TEXTO DE ORIGEM:
______________________________

Pesca: «Não temos pescadores portugueses para andar no mar»

No dia em que se celebra São Pedro, padroeiro dos pescadores, é entrevistado da Renascença e da Agência Ecclesia Carlos Cruz, o presidente da  Apropesca – Organização de Produtores de Pesca Artesanal

Foto: RR/Paulo Teixeira

Entrevista conduzida por Henrique Cunha (Renascença) e Octávio Carmo (Ecclesia)

Como é que a comunidade piscatória vive esta data em que a Igreja assinala o Martírio dos Dois Apóstolos, Pedro e Paulo, e se celebra em muitos lugares do país a festa de São Pedro, o padroeiro dos pescadores?

Bem, antes de mais, queria agradecer o convite pela primeira vez estar aqui nas vossas instalações. É uma honra e só tenho de agradecer por isso. Nós vivemos muito os Santos Populares, nós vivemos, a pesca vive muito bem os Santos Populares.

O Santo António, não tanto, mas o São João e o São Pedro são festas marcante para o pescador. Nós aqui, em Vila do Conde, Caxinas, Póvoa de Varzim, nós vivemos intensamente as festas destes dois santos. É para nós é muito importante.

 

É conhecido à forma especial como os pescadores e as suas famílias vivem a fé, é algo que está sempre presente ou vem só nos momentos de aflição? 

Não, todo pescador que vai para o mar, vai sempre com fé, mesmo sabendo que não vai pescar, ou que pesca muito ou que pesca pouco, vai sempre com fé. Não há nenhum pescador que vá para o mar e diga assim, vou para o mar e vou sem fé. Não, vão sempre com fé.

E há pescadores que manifestam a sua fé, na forma como se comportam no barco. Toda a embarcação que largue a primeira arte ao mar, as palavras que saem sempre da boca de um pescador, é sempre: “vai na hora de Deus”. E quando é para recolher a rede, usa sempre essa palavra na primeira entrada do peixe, pode entrar a primeira rede, mas se não vê a peixe, não usa esta palavra, entrando primeiro o peixe, diz: “louvado seja nosso Senhor, Jesus Cristo. Obrigado, meu Deus”, sempre, estas palavras.

______________________________

EXCERTOS DE DADOS:
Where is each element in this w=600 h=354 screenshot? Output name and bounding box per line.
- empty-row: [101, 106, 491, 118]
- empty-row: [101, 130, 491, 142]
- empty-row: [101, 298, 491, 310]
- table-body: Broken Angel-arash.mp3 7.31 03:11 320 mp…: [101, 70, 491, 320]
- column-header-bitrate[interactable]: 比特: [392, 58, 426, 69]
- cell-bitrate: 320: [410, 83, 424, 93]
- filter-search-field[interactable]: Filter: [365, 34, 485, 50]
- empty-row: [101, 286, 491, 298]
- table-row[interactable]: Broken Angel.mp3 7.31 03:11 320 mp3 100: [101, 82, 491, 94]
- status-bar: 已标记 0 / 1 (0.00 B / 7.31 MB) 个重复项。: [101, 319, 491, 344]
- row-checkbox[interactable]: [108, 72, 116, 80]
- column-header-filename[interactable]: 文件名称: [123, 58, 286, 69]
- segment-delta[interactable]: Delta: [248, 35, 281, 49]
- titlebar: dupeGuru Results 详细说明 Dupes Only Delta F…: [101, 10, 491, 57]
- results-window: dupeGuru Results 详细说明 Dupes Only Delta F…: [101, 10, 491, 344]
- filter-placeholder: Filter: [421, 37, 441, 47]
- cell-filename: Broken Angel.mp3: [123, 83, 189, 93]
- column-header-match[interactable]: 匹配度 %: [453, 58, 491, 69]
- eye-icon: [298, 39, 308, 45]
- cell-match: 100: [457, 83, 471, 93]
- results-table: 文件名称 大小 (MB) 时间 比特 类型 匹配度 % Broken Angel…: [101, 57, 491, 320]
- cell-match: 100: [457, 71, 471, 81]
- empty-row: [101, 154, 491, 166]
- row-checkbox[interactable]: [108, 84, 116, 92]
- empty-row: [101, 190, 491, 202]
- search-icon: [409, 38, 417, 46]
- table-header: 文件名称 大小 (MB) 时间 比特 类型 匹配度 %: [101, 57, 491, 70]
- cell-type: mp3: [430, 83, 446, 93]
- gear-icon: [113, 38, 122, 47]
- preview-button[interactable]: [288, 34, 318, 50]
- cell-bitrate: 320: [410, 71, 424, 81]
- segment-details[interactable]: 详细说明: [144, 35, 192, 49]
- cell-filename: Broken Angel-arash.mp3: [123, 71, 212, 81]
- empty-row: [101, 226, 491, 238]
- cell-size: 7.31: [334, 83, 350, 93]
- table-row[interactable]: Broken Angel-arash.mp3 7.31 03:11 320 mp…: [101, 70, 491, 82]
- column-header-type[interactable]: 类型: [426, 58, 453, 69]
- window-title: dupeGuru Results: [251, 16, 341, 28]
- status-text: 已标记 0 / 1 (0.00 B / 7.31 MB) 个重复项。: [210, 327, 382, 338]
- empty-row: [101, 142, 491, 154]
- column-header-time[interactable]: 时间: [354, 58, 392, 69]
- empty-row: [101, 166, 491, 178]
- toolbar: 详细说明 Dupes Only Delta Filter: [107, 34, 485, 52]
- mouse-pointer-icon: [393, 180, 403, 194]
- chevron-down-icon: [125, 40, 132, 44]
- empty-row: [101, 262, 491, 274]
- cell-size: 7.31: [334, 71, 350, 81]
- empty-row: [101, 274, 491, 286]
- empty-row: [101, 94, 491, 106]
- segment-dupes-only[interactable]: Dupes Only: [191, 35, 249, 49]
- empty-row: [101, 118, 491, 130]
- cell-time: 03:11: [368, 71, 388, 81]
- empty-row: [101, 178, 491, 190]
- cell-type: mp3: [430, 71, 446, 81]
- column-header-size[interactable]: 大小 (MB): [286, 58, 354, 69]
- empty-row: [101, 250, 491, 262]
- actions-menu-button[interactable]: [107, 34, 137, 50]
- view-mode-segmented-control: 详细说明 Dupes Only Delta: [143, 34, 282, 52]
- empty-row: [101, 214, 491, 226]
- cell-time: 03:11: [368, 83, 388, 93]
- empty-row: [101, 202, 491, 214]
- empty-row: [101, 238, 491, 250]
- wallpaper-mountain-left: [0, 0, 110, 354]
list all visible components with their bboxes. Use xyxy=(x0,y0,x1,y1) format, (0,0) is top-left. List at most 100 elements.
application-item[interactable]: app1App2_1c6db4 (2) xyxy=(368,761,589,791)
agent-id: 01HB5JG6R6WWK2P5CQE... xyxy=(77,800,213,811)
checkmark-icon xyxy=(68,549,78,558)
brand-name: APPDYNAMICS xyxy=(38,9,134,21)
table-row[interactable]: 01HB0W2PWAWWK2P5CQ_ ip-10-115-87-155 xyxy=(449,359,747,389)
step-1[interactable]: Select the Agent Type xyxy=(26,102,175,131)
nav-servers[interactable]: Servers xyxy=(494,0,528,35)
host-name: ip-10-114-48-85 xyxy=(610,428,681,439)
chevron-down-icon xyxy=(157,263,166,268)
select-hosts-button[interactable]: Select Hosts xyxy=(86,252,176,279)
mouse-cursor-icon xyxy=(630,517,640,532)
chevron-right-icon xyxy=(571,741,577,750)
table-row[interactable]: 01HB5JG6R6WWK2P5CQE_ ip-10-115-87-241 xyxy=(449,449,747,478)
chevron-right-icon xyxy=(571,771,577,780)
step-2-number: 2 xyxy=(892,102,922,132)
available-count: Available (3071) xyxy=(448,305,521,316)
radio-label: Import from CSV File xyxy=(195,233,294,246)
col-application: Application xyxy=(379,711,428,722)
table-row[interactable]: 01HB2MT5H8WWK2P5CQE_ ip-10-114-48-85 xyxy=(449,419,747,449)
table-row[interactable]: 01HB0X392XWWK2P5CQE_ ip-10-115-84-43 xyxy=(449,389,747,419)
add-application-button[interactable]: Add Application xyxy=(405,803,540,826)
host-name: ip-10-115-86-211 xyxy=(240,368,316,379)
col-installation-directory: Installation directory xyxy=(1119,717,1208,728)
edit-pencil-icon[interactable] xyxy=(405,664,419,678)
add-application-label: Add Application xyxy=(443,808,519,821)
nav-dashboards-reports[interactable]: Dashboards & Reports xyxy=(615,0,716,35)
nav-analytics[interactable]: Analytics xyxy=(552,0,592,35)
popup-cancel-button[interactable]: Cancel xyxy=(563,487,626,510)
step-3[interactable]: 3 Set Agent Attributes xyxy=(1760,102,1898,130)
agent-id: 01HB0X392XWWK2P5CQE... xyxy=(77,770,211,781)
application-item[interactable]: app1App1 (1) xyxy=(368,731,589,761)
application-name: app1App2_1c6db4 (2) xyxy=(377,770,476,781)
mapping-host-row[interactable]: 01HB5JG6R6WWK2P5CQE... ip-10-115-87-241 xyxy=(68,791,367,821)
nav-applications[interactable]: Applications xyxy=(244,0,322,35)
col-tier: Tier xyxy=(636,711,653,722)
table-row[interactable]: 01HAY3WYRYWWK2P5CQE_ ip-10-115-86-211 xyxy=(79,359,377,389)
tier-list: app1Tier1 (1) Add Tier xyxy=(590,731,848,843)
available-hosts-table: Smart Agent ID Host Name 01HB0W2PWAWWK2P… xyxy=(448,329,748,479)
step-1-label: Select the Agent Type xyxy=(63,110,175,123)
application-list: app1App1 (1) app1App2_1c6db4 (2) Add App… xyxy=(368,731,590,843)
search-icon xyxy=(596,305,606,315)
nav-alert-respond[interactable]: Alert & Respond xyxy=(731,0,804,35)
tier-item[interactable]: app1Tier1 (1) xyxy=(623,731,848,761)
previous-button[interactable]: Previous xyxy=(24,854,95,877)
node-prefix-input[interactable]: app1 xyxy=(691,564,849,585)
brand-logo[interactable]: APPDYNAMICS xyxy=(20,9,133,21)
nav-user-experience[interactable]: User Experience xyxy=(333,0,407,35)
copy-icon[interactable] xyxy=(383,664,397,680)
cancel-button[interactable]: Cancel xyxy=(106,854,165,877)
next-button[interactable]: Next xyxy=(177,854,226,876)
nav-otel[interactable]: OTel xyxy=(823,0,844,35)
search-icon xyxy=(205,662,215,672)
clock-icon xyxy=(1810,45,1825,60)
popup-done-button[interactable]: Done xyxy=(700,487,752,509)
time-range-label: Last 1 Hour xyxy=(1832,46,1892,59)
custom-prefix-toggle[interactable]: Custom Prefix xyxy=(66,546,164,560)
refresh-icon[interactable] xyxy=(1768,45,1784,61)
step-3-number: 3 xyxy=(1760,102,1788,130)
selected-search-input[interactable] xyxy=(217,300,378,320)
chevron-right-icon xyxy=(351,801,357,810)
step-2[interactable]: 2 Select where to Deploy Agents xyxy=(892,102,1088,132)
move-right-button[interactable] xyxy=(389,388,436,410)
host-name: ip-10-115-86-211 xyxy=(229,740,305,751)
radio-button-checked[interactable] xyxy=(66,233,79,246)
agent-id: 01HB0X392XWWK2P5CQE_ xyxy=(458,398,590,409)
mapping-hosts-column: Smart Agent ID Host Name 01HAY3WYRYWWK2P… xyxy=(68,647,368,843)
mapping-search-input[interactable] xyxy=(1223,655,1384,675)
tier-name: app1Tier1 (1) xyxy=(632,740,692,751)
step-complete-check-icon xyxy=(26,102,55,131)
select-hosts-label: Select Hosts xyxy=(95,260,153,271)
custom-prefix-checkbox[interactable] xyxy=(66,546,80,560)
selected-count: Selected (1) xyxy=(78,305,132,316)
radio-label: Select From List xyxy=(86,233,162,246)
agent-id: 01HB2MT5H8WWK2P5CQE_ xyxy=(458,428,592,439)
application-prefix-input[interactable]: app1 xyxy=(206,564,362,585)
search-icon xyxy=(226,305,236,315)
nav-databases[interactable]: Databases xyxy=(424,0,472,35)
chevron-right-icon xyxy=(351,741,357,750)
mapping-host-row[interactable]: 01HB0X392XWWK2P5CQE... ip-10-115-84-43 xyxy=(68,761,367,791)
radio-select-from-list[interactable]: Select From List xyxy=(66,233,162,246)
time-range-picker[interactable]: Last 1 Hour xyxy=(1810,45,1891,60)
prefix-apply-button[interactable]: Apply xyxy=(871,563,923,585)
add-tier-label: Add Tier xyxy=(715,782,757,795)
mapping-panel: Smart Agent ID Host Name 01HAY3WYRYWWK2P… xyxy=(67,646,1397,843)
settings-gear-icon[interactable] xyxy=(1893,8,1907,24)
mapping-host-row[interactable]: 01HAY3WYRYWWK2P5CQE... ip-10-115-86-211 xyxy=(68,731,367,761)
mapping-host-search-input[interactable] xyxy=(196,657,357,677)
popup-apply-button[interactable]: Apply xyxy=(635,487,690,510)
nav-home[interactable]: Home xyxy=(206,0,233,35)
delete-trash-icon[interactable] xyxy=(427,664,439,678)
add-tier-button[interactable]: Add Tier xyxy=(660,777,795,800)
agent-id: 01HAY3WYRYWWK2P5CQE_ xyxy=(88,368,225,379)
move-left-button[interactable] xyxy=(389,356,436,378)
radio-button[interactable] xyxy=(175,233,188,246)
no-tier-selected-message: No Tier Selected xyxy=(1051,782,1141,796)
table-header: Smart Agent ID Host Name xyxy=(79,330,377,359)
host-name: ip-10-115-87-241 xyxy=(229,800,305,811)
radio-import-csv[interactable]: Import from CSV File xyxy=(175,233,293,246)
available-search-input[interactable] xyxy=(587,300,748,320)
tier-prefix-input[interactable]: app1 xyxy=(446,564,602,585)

______________________________

INSTRUÇÕES:
1 > Na entrevista sobre a pesca, que localidades indica o entrevistado como aquelas onde se vivem intensamente as festas de São João e de São Pedro? Enumere-as todas.
2 > Dê seguimento à entrevista sobre a pesca a partir da última frase apresentada, mantendo o tom e o registo da conversa.

RESPOSTAS POR TAREFA:
1 > Vila do Conde, Caxinas e Póvoa de Varzim.

2 >
Essa é uma tradição bastante portuguesa e que me leva à segunda pergunta, que tem a ver com o envelhecimento da frota e das tripulações. Nós sabemos que há uma dramática falta de mão de obra, temos agora indonésios e guineenses que têm evitado que os barcos fiquem em terra, mas as condições não são as melhores, e aqui a pergunta é se a pesca sustentável, em particular a pesca artesanal, está em risco?

Eu não considero que esteja em risco, o peixe nunca vai acabar, o peixe temos nós no mar, o que temos problemas é com as cotas. Posso dar aqui exemplos de barcos do Espadarte, que são barcos que requerem uma certa despesa e algum cuidado nesta questão de irem para o mar. Por exemplo, começam o ano e depois da primeira viagem de um mês ou dois meses, o máximo três meses; a seguir não têm mais cota para trabalhar durante o ano todo. O maior problema na pesca é as cotas. A pesca artesanal, não considero que esteja em risco, só estará em risco, não é por causa do peixe, mas em risco de falta de mão de obra, e aí nós tivemos de recorrer aos estrangeiros, indonésios. Ainda bem que eles vieram, e são pessoas que sabem trabalhar, são pessoas que chegaram e não nos deixaram mal, ainda bem, porque se eles não tivessem chegado, se não fosse esta mão de obra indonésia, as nossas embarcações, a maioria das embarcações, estavam paradas, e isso não era bom para a pesca.

 

Então, não é exagerado afirmar-se que a pesca em Portugal depende da chegada de mão de obra estrangeira e de mão de obra emigrante?

E um dia que isto falhe, que haja alguém que trave isto, nós estamos mesmo condenados. Aí acaba a pesca, mas é por falta de mão de obra, não por falta de peixe. Falta de peixe não há, nunca vai existir a falta de peixe. Temos a falta da mão de obra e a falta de cotas.

 

Numa embarcação, qual é a percentagem de mão de obra nacional e de mão de obra estrangeira?

Nós, no anterior governo, tínhamos uma legislação que nos obrigava a ter 60% de trabalhadores portugueses e 40% de trabalhadores estrangeiros.

Os 60% de trabalhadores portugueses era para que se salvaguardasse que tivéssemos sempre trabalho para os portugueses. A verdade é que os portugueses que existiam, aqueles que ainda andavam no mar, desistiram da pesca e foram à procura de outras oportunidades, nos transportes, em particular como motoristas, e a verdade é que poucos restam. Muitos já foram para a reforma, e a verdade é que não se vê como antigamente os pescadores, aqueles jovens pescadores, virem à procura da arte.

 

Há uma desmotivação da pesca em Portugal?

Antigamente um jovem pescador gostava, quando se formasse, gostava logo de ir para o mar. Atualmente não temos, e não vemos essa procura. Há pessoas, mesmo pais, que não gostam que os filhos, mesmo tendo embarcações, não gostam que os filhos sigam a profissão dos seus pais, porque não encontram um futuro risonho. É a falta de cotas, restrições, mais restrições, mais restrições na pesca, isto desmotiva muito e não se vê um pai a incentivar um filho para ir para a pesca.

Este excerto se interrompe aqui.